## Task details
Copy the lines that follow, keeping every character the same.

** START OF Record set **

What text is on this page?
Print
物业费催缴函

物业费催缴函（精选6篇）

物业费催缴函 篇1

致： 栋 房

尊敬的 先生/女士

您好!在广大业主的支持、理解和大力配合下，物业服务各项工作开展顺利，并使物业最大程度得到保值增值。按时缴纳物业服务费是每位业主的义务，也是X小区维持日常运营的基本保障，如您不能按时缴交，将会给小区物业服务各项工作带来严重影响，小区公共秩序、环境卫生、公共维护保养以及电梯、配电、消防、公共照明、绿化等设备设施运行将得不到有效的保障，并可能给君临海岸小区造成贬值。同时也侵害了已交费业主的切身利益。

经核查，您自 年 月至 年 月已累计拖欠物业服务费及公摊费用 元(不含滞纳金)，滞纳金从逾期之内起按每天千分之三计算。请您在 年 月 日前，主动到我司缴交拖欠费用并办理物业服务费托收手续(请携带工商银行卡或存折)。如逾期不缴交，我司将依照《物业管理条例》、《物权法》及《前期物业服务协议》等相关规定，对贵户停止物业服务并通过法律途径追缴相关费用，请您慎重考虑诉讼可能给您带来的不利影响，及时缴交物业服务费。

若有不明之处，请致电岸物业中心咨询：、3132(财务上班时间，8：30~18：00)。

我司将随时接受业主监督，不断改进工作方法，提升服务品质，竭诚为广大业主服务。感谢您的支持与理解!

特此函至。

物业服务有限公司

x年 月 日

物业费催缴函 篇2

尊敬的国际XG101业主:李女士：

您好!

** END OF Record set **

## Result for this exercise
What text is on this page?
Print
物业费催缴函

物业费催缴函（精选6篇）

物业费催缴函 篇1

致： 栋 房

尊敬的 先生/女士

您好!在广大业主的支持、理解和大力配合下，物业服务各项工作开展顺利，并使物业最大程度得到保值增值。按时缴纳物业服务费是每位业主的义务，也是X小区维持日常运营的基本保障，如您不能按时缴交，将会给小区物业服务各项工作带来严重影响，小区公共秩序、环境卫生、公共维护保养以及电梯、配电、消防、公共照明、绿化等设备设施运行将得不到有效的保障，并可能给君临海岸小区造成贬值。同时也侵害了已交费业主的切身利益。

经核查，您自 年 月至 年 月已累计拖欠物业服务费及公摊费用 元(不含滞纳金)，滞纳金从逾期之内起按每天千分之三计算。请您在 年 月 日前，主动到我司缴交拖欠费用并办理物业服务费托收手续(请携带工商银行卡或存折)。如逾期不缴交，我司将依照《物业管理条例》、《物权法》及《前期物业服务协议》等相关规定，对贵户停止物业服务并通过法律途径追缴相关费用，请您慎重考虑诉讼可能给您带来的不利影响，及时缴交物业服务费。

若有不明之处，请致电岸物业中心咨询：、3132(财务上班时间，8：30~18：00)。

我司将随时接受业主监督，不断改进工作方法，提升服务品质，竭诚为广大业主服务。感谢您的支持与理解!

特此函至。

物业服务有限公司

x年 月 日

物业费催缴函 篇2

尊敬的国际XG101业主:李女士：

您好!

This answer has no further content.